• **INSTRUCTIONS FOR THE TASK**
Copy out all lines in the data below containing the string "ffffff".

[START GIVEN DATA]

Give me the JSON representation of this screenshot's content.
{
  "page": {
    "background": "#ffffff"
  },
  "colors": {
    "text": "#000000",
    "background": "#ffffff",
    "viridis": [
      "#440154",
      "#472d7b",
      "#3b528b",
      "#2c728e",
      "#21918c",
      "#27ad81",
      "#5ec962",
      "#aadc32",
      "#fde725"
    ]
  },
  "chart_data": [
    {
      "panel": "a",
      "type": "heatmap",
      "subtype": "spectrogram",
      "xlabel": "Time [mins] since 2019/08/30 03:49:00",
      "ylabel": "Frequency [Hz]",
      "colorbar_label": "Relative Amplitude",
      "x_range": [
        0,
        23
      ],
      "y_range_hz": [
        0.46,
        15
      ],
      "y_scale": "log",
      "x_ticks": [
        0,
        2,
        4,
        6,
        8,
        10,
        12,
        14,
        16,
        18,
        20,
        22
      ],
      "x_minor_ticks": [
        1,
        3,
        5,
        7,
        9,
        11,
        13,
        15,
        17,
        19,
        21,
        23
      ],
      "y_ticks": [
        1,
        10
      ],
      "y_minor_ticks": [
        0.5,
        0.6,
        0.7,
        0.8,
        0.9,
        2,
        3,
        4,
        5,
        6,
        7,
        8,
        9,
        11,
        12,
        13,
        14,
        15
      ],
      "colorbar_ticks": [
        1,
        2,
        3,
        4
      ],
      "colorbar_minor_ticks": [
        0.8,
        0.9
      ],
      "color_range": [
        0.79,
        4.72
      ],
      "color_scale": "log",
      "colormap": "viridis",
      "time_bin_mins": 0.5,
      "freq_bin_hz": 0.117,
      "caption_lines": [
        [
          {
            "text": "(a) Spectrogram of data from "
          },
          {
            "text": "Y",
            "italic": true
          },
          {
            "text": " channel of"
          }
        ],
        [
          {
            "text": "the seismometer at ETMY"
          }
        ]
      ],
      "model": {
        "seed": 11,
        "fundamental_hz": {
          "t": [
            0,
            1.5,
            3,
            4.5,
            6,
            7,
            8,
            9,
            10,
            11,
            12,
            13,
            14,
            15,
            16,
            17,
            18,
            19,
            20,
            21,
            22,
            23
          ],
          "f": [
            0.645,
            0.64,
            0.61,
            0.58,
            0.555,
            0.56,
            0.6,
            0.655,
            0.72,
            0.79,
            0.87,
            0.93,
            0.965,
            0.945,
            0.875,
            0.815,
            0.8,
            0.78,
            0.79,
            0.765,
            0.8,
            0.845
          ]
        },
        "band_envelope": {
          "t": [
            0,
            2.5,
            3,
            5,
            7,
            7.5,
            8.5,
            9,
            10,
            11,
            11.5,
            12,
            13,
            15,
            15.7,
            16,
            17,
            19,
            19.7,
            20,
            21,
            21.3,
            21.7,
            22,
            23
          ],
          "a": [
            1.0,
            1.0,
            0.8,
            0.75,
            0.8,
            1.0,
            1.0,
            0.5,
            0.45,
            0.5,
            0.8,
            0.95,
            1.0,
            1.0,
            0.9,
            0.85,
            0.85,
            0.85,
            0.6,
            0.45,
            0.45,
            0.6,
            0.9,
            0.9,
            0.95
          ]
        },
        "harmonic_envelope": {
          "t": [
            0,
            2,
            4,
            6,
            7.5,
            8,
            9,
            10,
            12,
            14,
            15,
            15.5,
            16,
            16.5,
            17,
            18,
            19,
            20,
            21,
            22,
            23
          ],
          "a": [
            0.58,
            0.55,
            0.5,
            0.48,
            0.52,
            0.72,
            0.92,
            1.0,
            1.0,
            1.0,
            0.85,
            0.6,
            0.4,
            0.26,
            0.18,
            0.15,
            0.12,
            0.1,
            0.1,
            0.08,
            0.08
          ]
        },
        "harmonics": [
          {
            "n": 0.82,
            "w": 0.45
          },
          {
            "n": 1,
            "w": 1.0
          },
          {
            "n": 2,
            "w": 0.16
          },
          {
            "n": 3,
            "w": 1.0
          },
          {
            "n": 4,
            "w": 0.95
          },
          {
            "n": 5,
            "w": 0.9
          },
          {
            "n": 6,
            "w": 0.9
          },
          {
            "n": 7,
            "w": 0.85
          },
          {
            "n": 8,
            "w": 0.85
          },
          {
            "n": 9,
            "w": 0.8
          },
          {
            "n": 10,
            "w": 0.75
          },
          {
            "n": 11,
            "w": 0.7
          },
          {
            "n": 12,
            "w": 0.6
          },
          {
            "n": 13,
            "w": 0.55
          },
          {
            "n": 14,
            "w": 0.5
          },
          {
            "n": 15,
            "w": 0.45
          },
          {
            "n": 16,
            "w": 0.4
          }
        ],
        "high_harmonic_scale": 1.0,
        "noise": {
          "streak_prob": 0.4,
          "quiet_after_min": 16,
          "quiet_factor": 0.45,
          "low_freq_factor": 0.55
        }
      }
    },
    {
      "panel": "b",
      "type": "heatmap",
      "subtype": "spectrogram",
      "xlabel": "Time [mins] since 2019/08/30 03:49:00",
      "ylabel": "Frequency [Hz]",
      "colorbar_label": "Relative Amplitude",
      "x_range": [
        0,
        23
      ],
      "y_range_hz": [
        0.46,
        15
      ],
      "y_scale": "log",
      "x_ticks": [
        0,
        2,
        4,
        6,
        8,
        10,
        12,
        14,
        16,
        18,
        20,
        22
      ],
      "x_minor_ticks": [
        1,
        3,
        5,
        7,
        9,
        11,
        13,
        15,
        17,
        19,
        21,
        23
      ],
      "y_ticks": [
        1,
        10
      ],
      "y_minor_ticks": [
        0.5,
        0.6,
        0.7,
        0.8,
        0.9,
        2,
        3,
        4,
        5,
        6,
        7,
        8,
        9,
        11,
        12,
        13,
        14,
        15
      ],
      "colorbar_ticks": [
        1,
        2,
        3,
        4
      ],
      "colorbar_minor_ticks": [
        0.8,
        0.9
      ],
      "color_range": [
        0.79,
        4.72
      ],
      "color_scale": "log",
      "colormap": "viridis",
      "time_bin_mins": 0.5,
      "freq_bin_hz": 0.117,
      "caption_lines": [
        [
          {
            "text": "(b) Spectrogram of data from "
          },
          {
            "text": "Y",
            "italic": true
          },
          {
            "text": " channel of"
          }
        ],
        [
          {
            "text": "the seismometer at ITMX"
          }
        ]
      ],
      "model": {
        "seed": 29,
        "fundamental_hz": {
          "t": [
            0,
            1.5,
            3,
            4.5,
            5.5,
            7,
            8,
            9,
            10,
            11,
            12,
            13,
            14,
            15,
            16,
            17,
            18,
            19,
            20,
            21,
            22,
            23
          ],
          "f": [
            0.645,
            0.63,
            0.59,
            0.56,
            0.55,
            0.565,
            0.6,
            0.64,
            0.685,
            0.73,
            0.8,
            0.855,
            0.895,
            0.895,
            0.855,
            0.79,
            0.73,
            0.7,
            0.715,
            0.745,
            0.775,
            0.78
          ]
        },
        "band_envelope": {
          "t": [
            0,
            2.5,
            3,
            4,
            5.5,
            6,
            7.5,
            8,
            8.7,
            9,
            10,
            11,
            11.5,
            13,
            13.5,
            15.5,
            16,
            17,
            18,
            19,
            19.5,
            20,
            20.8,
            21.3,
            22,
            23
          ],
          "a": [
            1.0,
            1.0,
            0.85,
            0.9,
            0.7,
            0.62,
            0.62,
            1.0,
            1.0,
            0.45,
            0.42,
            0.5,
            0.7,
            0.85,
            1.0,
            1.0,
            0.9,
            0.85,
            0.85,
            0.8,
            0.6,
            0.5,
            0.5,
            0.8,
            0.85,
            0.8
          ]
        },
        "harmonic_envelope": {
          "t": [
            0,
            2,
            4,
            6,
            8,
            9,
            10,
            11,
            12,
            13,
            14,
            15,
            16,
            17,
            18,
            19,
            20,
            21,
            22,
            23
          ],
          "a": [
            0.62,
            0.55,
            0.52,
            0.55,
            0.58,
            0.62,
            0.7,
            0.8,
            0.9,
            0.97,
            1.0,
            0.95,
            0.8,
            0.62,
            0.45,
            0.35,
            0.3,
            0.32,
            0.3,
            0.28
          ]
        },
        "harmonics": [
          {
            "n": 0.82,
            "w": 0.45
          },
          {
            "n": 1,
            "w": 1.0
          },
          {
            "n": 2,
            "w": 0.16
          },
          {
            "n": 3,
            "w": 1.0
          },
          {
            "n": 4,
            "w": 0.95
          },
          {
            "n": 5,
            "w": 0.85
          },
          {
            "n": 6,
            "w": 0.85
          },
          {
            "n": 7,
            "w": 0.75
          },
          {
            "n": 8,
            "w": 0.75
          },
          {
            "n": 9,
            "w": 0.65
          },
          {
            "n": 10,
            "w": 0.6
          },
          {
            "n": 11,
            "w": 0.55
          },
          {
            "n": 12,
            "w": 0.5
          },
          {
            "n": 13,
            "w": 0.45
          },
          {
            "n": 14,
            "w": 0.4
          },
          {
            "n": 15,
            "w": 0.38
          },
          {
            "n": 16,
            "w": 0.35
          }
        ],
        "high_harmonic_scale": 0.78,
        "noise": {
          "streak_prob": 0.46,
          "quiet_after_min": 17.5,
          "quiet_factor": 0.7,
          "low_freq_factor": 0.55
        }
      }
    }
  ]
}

[END GIVEN DATA]

• **FINISHED ANSWER**
    "background": "#ffffff"
    "background": "#ffffff",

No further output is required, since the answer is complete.